# Task:
Read the records and gather each line that includes "sinh".

# Dataset rows:
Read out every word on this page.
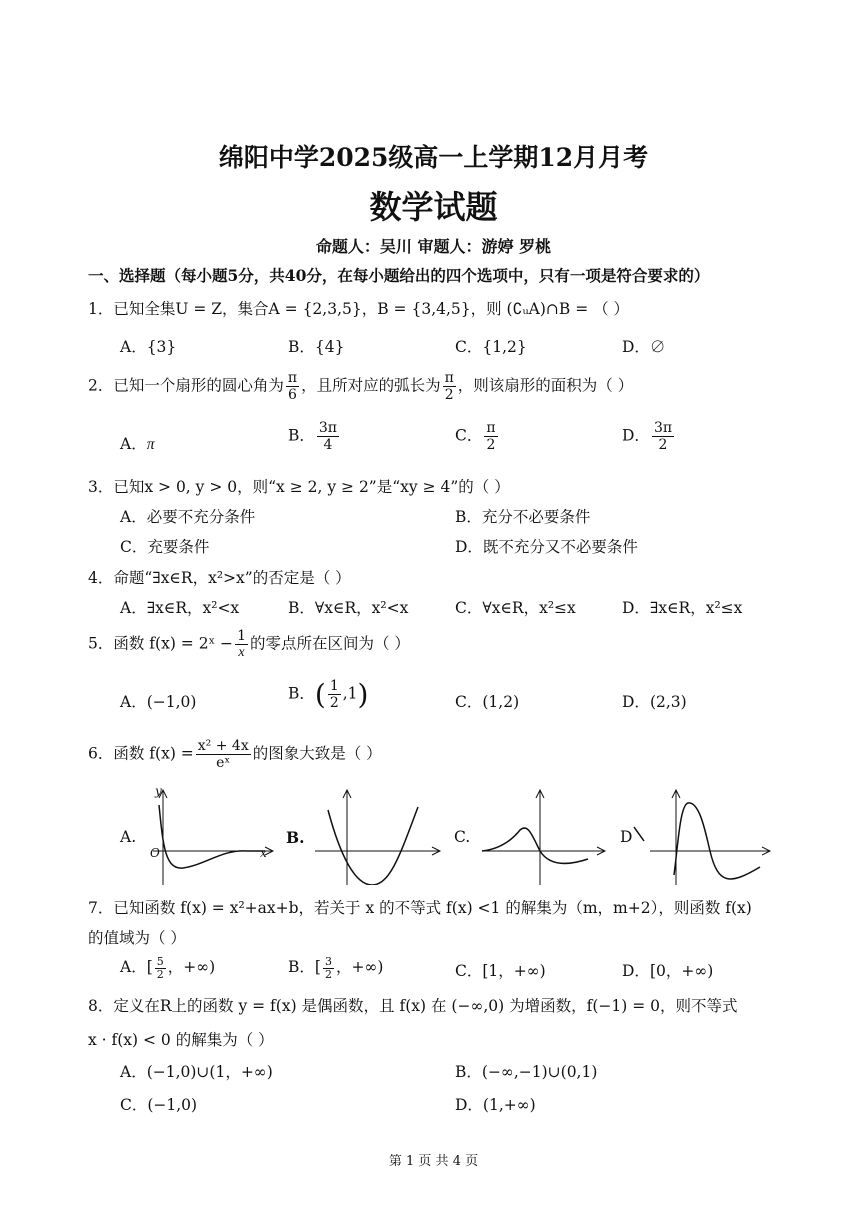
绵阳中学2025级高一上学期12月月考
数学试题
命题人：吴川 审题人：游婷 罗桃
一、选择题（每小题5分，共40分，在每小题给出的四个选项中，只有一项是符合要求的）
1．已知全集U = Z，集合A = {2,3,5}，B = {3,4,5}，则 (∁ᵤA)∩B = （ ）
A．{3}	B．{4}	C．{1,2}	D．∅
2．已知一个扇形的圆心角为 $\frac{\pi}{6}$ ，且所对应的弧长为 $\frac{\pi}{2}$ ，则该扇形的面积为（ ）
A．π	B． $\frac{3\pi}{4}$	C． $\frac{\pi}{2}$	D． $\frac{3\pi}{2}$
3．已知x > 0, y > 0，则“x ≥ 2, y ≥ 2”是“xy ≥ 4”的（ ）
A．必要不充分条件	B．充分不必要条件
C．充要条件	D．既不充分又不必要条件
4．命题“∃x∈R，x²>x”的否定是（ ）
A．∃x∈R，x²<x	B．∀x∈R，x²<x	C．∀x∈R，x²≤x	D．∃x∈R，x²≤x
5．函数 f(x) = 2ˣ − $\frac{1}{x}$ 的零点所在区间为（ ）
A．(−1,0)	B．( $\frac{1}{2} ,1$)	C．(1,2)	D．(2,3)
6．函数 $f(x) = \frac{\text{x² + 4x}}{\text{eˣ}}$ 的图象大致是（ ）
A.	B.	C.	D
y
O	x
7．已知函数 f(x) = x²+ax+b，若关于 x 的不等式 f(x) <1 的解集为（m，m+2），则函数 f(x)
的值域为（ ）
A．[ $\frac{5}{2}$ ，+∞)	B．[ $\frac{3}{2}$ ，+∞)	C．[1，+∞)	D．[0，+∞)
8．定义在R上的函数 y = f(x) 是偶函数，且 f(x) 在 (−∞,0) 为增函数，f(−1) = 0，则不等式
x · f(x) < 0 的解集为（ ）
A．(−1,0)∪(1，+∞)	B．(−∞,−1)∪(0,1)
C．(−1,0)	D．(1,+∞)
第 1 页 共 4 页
...
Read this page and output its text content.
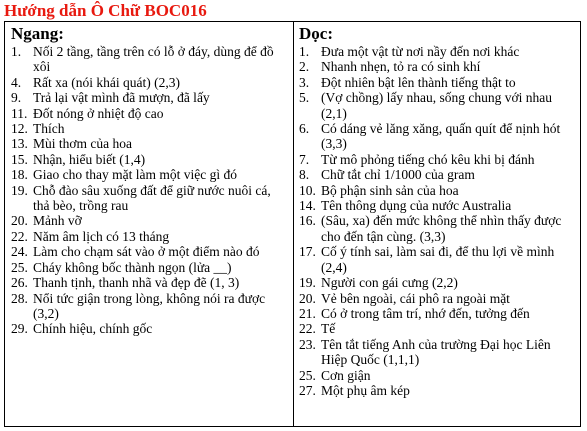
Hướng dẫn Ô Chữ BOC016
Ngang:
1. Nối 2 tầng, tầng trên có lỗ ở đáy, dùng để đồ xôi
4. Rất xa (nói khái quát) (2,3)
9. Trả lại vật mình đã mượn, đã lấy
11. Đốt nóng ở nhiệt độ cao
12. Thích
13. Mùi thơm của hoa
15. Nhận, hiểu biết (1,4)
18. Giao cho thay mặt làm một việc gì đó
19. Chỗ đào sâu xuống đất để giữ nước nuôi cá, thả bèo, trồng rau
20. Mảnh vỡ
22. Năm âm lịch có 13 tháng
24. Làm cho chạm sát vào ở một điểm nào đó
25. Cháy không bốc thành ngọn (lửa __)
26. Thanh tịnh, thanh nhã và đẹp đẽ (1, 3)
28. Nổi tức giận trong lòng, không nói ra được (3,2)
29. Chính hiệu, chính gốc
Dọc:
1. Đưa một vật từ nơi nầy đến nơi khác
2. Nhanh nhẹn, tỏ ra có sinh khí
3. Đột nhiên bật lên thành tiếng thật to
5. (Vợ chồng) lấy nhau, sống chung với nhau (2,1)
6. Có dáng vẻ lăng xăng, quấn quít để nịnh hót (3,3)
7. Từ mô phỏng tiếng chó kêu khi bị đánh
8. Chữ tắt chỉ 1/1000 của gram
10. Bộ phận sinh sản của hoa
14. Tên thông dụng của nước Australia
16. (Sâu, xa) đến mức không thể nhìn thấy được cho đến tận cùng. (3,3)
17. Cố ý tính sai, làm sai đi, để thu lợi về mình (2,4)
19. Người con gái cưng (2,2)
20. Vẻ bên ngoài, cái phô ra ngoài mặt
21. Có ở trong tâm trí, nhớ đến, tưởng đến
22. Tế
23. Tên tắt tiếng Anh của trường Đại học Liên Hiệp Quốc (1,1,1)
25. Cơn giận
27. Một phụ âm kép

# Written answer:
2. Nhanh nhẹn, tỏ ra có sinh khí
10. Bộ phận sinh sản của hoa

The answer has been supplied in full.